## Rows
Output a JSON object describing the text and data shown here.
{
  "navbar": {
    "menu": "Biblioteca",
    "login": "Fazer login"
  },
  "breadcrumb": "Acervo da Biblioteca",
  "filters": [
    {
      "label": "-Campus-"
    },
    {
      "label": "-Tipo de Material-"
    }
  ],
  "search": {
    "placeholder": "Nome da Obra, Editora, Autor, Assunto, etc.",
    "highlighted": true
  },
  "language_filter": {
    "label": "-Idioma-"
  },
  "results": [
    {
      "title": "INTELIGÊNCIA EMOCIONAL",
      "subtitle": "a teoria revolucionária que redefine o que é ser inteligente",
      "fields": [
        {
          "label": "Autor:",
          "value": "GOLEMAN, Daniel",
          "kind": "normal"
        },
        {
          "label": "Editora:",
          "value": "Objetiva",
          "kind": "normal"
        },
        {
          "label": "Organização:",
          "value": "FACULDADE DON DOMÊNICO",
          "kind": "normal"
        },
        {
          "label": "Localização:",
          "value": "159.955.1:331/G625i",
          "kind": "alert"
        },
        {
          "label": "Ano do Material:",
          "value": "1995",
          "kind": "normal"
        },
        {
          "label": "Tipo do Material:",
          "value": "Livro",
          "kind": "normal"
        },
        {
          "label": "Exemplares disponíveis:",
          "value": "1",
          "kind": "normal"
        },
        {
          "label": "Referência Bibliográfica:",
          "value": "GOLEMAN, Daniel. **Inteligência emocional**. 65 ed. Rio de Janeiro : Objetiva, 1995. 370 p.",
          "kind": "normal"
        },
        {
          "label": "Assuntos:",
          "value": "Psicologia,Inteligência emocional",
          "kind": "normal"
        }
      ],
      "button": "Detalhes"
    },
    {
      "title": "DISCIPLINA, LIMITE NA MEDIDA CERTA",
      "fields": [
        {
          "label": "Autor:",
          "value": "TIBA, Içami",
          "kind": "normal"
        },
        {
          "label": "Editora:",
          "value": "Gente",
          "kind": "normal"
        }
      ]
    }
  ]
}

## What to work on
Search the records for the word "Daniel". Copy every line that has it.

## Reply to the exercise
          "value": "GOLEMAN, Daniel",
          "value": "GOLEMAN, Daniel. **Inteligência emocional**. 65 ed. Rio de Janeiro : Objetiva, 1995. 370 p.",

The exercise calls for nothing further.